* Work to do *
Each entry should be quoted word for word, including every mark of punctuation.

==== Records supplied

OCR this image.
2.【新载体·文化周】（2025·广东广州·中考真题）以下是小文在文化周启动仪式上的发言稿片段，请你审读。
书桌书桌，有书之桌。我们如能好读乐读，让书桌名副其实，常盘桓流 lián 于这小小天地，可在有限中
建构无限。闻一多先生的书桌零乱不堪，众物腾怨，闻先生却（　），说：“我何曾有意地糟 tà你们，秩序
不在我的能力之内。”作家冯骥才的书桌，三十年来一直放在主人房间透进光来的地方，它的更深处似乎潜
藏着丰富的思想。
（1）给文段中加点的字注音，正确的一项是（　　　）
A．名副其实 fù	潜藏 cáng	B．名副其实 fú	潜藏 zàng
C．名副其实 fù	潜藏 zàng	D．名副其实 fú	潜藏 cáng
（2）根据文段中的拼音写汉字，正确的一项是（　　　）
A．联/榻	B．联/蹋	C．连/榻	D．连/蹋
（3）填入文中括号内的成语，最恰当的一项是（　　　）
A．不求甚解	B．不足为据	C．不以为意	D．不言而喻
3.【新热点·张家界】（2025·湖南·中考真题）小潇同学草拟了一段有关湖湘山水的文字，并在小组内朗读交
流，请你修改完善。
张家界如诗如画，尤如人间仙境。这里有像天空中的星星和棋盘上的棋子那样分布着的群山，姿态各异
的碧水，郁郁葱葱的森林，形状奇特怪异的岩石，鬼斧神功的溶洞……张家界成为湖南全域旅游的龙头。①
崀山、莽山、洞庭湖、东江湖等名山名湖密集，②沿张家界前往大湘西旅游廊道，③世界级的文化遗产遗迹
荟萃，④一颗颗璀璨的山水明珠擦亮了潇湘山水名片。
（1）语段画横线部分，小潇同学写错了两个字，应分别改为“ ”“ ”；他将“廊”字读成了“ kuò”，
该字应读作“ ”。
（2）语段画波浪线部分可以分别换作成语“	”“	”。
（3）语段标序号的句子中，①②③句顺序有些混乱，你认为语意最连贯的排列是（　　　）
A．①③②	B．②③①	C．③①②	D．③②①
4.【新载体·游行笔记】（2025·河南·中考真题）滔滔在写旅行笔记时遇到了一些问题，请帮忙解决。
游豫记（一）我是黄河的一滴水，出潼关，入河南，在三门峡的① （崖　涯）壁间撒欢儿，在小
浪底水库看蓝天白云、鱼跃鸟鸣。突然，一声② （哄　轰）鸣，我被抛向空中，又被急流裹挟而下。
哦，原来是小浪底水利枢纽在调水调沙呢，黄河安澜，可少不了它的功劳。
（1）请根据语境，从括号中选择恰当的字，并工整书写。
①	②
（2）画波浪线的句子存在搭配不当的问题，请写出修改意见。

========

* Solution to this task *
OCR this image.
2.【新载体·文化周】（2025·广东广州·中考真题）以下是小文在文化周启动仪式上的发言稿片段，请你审读。
书桌书桌，有书之桌。我们如能好读乐读，让书桌名副其实，常盘桓流 lián 于这小小天地，可在有限中
建构无限。闻一多先生的书桌零乱不堪，众物腾怨，闻先生却（　），说：“我何曾有意地糟 tà你们，秩序
不在我的能力之内。”作家冯骥才的书桌，三十年来一直放在主人房间透进光来的地方，它的更深处似乎潜
藏着丰富的思想。
（1）给文段中加点的字注音，正确的一项是（　　　）
A．名副其实 fù	潜藏 cáng	B．名副其实 fú	潜藏 zàng
C．名副其实 fù	潜藏 zàng	D．名副其实 fú	潜藏 cáng
（2）根据文段中的拼音写汉字，正确的一项是（　　　）
A．联/榻	B．联/蹋	C．连/榻	D．连/蹋
（3）填入文中括号内的成语，最恰当的一项是（　　　）
A．不求甚解	B．不足为据	C．不以为意	D．不言而喻
3.【新热点·张家界】（2025·湖南·中考真题）小潇同学草拟了一段有关湖湘山水的文字，并在小组内朗读交
流，请你修改完善。
张家界如诗如画，尤如人间仙境。这里有像天空中的星星和棋盘上的棋子那样分布着的群山，姿态各异
的碧水，郁郁葱葱的森林，形状奇特怪异的岩石，鬼斧神功的溶洞……张家界成为湖南全域旅游的龙头。①
崀山、莽山、洞庭湖、东江湖等名山名湖密集，②沿张家界前往大湘西旅游廊道，③世界级的文化遗产遗迹
荟萃，④一颗颗璀璨的山水明珠擦亮了潇湘山水名片。
（1）语段画横线部分，小潇同学写错了两个字，应分别改为“ ”“ ”；他将“廊”字读成了“ kuò”，
该字应读作“ ”。
（2）语段画波浪线部分可以分别换作成语“	”“	”。
（3）语段标序号的句子中，①②③句顺序有些混乱，你认为语意最连贯的排列是（　　　）
A．①③②	B．②③①	C．③①②	D．③②①
4.【新载体·游行笔记】（2025·河南·中考真题）滔滔在写旅行笔记时遇到了一些问题，请帮忙解决。
游豫记（一）我是黄河的一滴水，出潼关，入河南，在三门峡的① （崖　涯）壁间撒欢儿，在小
浪底水库看蓝天白云、鱼跃鸟鸣。突然，一声② （哄　轰）鸣，我被抛向空中，又被急流裹挟而下。
哦，原来是小浪底水利枢纽在调水调沙呢，黄河安澜，可少不了它的功劳。
（1）请根据语境，从括号中选择恰当的字，并工整书写。
①	②
（2）画波浪线的句子存在搭配不当的问题，请写出修改意见。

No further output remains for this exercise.